Report the total number of lines that include the string "Fixed", without any other text.

(Data items)
- - - - - - -
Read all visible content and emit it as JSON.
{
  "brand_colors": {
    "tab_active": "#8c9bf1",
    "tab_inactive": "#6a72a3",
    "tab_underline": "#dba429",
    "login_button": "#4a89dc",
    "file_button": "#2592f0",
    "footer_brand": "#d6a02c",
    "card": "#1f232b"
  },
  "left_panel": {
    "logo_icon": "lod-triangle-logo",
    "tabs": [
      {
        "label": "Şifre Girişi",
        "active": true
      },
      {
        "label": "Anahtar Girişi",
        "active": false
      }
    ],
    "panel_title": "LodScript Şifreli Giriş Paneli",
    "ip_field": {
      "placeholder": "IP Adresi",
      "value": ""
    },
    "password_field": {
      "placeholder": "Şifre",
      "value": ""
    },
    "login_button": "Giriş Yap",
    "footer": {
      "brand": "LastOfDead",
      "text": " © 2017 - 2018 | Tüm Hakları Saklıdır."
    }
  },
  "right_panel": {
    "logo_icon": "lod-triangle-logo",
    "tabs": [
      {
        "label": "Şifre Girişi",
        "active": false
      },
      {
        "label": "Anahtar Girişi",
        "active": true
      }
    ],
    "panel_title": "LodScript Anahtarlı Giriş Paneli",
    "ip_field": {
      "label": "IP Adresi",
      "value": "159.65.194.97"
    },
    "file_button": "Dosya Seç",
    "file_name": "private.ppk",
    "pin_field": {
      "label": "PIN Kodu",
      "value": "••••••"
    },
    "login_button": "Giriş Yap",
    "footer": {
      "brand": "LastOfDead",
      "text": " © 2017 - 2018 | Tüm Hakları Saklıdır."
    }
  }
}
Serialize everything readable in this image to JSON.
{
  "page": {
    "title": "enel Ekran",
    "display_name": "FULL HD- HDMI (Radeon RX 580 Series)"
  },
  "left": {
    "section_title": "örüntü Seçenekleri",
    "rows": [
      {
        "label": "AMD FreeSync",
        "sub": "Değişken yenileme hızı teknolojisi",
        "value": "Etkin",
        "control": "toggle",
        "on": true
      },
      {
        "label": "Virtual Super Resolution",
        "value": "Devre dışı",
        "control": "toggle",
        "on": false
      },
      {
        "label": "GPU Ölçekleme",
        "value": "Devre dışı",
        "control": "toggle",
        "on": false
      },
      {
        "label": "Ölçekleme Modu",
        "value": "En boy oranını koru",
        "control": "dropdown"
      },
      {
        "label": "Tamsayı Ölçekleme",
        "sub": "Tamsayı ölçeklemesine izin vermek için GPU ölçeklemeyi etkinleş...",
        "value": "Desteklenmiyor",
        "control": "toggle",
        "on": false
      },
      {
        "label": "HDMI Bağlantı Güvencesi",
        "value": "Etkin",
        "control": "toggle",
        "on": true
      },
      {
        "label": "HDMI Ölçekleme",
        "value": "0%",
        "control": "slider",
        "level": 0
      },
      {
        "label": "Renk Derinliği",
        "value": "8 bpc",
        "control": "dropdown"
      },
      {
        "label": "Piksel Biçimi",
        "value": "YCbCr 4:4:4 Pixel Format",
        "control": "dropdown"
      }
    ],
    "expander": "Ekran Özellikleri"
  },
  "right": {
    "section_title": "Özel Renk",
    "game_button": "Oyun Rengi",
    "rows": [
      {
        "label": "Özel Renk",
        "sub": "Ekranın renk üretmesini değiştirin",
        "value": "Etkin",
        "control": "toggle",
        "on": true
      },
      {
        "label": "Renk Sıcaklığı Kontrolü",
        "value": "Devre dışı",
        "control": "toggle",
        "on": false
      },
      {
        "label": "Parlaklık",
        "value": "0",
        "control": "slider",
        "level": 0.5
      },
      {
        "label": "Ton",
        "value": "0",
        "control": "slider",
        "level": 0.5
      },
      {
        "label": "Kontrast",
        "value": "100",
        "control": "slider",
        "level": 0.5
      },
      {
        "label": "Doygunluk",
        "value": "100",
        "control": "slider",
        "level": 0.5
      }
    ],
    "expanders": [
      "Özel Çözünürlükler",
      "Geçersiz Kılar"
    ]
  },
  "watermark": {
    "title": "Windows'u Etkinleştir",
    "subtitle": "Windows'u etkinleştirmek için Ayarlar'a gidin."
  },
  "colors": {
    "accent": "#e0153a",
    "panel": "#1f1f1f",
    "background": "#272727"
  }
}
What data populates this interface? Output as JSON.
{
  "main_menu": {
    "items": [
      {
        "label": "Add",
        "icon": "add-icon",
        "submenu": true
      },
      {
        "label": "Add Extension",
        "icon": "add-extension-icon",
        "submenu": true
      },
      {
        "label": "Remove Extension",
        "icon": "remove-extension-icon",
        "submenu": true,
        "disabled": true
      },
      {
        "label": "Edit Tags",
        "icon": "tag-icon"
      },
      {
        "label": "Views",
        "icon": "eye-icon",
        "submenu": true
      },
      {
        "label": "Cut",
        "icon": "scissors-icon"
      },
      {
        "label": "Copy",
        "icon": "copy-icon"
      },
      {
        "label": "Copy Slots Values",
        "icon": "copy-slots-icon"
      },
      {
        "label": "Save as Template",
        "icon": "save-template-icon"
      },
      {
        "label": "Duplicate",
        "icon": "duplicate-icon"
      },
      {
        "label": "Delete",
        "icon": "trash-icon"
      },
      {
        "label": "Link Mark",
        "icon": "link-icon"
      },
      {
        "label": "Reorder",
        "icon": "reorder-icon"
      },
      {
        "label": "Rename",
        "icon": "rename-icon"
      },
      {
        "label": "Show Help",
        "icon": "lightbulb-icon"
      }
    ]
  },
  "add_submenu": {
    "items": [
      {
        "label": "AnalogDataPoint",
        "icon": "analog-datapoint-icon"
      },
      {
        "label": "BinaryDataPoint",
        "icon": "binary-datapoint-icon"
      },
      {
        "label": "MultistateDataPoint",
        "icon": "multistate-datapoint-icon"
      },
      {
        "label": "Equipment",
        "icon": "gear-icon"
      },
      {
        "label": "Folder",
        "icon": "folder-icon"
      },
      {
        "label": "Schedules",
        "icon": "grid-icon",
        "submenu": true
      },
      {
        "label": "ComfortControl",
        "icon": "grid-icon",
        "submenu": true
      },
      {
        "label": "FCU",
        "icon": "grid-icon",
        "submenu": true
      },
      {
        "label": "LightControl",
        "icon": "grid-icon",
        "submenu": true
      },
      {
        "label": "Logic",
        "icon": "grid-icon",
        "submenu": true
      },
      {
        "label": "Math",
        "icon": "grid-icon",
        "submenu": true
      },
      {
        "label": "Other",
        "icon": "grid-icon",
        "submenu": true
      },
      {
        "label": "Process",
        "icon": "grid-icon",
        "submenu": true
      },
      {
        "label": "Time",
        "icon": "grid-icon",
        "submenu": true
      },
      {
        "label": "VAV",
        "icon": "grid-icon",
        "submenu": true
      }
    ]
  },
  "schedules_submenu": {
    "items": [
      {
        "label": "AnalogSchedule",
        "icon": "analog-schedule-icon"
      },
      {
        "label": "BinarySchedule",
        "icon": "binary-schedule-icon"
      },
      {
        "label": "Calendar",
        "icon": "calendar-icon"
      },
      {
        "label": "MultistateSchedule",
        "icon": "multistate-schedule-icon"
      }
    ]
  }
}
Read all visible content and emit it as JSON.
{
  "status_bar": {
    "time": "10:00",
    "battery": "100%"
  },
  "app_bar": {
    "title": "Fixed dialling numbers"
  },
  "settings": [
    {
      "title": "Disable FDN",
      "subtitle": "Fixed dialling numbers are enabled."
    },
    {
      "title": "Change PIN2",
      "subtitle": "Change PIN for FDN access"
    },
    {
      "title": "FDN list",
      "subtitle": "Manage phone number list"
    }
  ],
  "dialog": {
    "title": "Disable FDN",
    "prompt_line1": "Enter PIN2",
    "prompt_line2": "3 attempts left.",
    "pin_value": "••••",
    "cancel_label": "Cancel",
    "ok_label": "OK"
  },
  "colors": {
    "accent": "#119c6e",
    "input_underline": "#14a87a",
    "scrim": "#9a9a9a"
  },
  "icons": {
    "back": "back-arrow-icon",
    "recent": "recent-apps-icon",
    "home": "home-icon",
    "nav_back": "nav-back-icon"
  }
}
- - - - - - -
◆ OUTPUT FOR THIS EXERCISE: 2